Problem description
From the records below, copy every line that contains the word "mention".

────────────────────────────────────────

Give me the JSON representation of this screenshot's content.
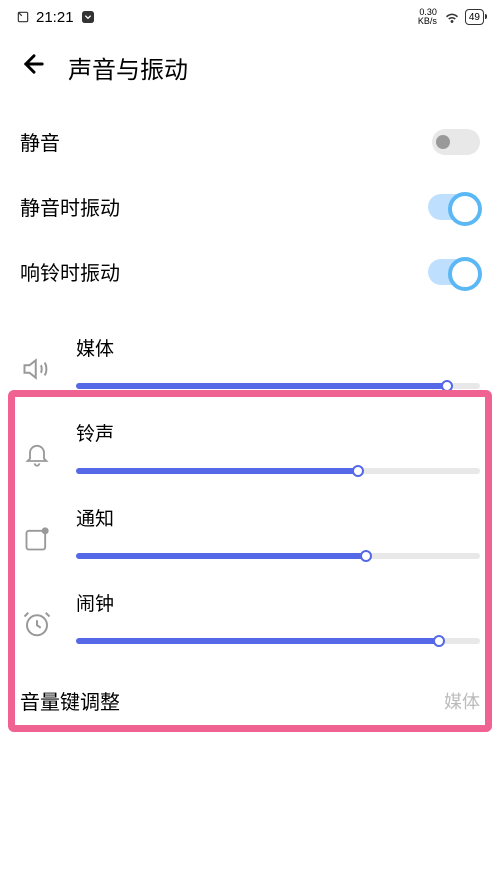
{
  "status": {
    "time": "21:21",
    "net_speed_top": "0.30",
    "net_speed_bottom": "KB/s",
    "battery": "49"
  },
  "header": {
    "title": "声音与振动"
  },
  "toggles": {
    "mute": {
      "label": "静音",
      "on": false
    },
    "vibrate_on_mute": {
      "label": "静音时振动",
      "on": true
    },
    "vibrate_on_ring": {
      "label": "响铃时振动",
      "on": true
    }
  },
  "volumes": {
    "media": {
      "label": "媒体",
      "percent": 92
    },
    "ringtone": {
      "label": "铃声",
      "percent": 70
    },
    "notification": {
      "label": "通知",
      "percent": 72
    },
    "alarm": {
      "label": "闹钟",
      "percent": 90
    }
  },
  "volume_key": {
    "label": "音量键调整",
    "value": "媒体"
  }
}
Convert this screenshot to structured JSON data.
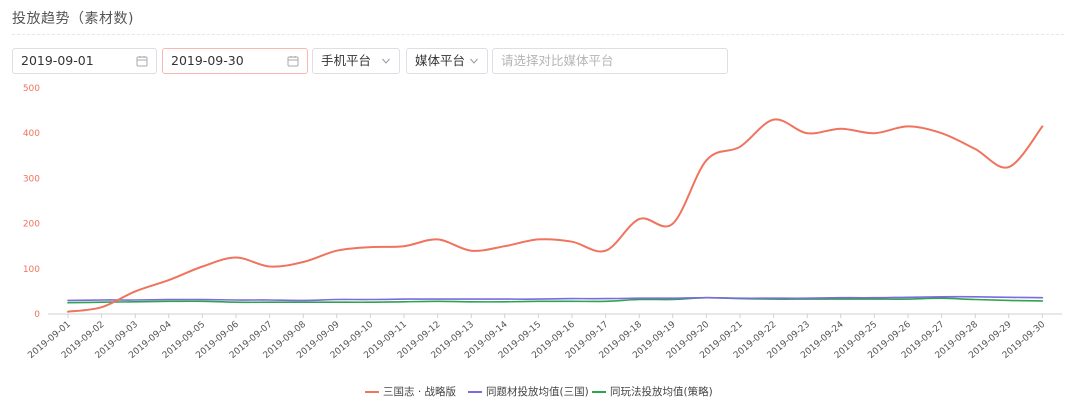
{
  "page": {
    "title": "投放趋势（素材数)"
  },
  "filters": {
    "start_date": "2019-09-01",
    "end_date": "2019-09-30",
    "platform": "手机平台",
    "media": "媒体平台",
    "compare_placeholder": "请选择对比媒体平台"
  },
  "colors": {
    "series_1": "#f0735e",
    "series_2": "#7b6be0",
    "series_3": "#2ea44f",
    "axis_label": "#f0735e",
    "axis_line": "#d0d0d0"
  },
  "icons": {
    "date": "calendar-icon",
    "select": "chevron-down-icon"
  },
  "chart_data": {
    "type": "line",
    "title": "",
    "xlabel": "",
    "ylabel": "",
    "ylim": [
      0,
      500
    ],
    "yticks": [
      0,
      100,
      200,
      300,
      400,
      500
    ],
    "grid": false,
    "legend_position": "bottom-center",
    "categories": [
      "2019-09-01",
      "2019-09-02",
      "2019-09-03",
      "2019-09-04",
      "2019-09-05",
      "2019-09-06",
      "2019-09-07",
      "2019-09-08",
      "2019-09-09",
      "2019-09-10",
      "2019-09-11",
      "2019-09-12",
      "2019-09-13",
      "2019-09-14",
      "2019-09-15",
      "2019-09-16",
      "2019-09-17",
      "2019-09-18",
      "2019-09-19",
      "2019-09-20",
      "2019-09-21",
      "2019-09-22",
      "2019-09-23",
      "2019-09-24",
      "2019-09-25",
      "2019-09-26",
      "2019-09-27",
      "2019-09-28",
      "2019-09-29",
      "2019-09-30"
    ],
    "series": [
      {
        "name": "三国志 · 战略版",
        "values": [
          5,
          15,
          50,
          75,
          105,
          125,
          105,
          115,
          140,
          148,
          150,
          165,
          140,
          150,
          165,
          160,
          140,
          210,
          200,
          340,
          370,
          430,
          400,
          410,
          400,
          415,
          400,
          365,
          325,
          415
        ]
      },
      {
        "name": "同题材投放均值(三国)",
        "values": [
          30,
          31,
          31,
          32,
          32,
          31,
          31,
          30,
          32,
          32,
          33,
          33,
          33,
          33,
          33,
          34,
          34,
          35,
          35,
          36,
          35,
          35,
          35,
          36,
          36,
          37,
          38,
          38,
          37,
          36
        ]
      },
      {
        "name": "同玩法投放均值(策略)",
        "values": [
          25,
          26,
          27,
          28,
          28,
          26,
          26,
          26,
          26,
          26,
          27,
          28,
          27,
          27,
          28,
          28,
          28,
          32,
          32,
          36,
          34,
          33,
          33,
          33,
          33,
          33,
          35,
          32,
          30,
          29
        ]
      }
    ]
  }
}
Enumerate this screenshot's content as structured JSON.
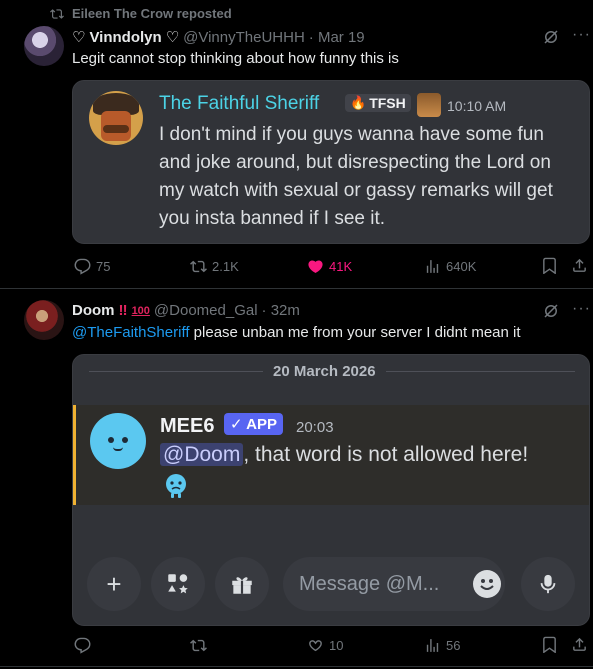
{
  "tweet1": {
    "repost_text": "Eileen The Crow reposted",
    "display_name": "Vinndolyn",
    "handle": "@VinnyTheUHHH",
    "date": "· Mar 19",
    "text": "Legit cannot stop thinking about how funny this is",
    "embed": {
      "author": "The Faithful Sheriff",
      "tag": "TFSH",
      "time": "10:10 AM",
      "message": "I don't mind if you guys wanna have some fun and joke around, but disrespecting the Lord on my watch with sexual or gassy remarks will get you insta banned if I see it."
    },
    "replies": "75",
    "reposts": "2.1K",
    "likes": "41K",
    "views": "640K"
  },
  "tweet2": {
    "display_name": "Doom",
    "handle": "@Doomed_Gal",
    "date": "· 32m",
    "mention": "@TheFaithSheriff",
    "text": " please unban me from your server I didnt mean it",
    "embed": {
      "date_divider": "20 March 2026",
      "bot_name": "MEE6",
      "bot_badge": "✓ APP",
      "time": "20:03",
      "mention": "@Doom",
      "message": ", that word is not allowed here!",
      "input_placeholder": "Message @M..."
    },
    "replies": "",
    "reposts": "",
    "likes": "10",
    "views": "56"
  },
  "colors": {
    "like_pink": "#f91880",
    "link_blue": "#1d9bf0",
    "sheriff_cyan": "#4cd3e6",
    "discord_blurple": "#5865f2",
    "highlight_bar": "#f0b232"
  }
}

────────────────────────────────────────

Solution to this task
    "mention": "@TheFaithSheriff",
      "mention": "@Doom",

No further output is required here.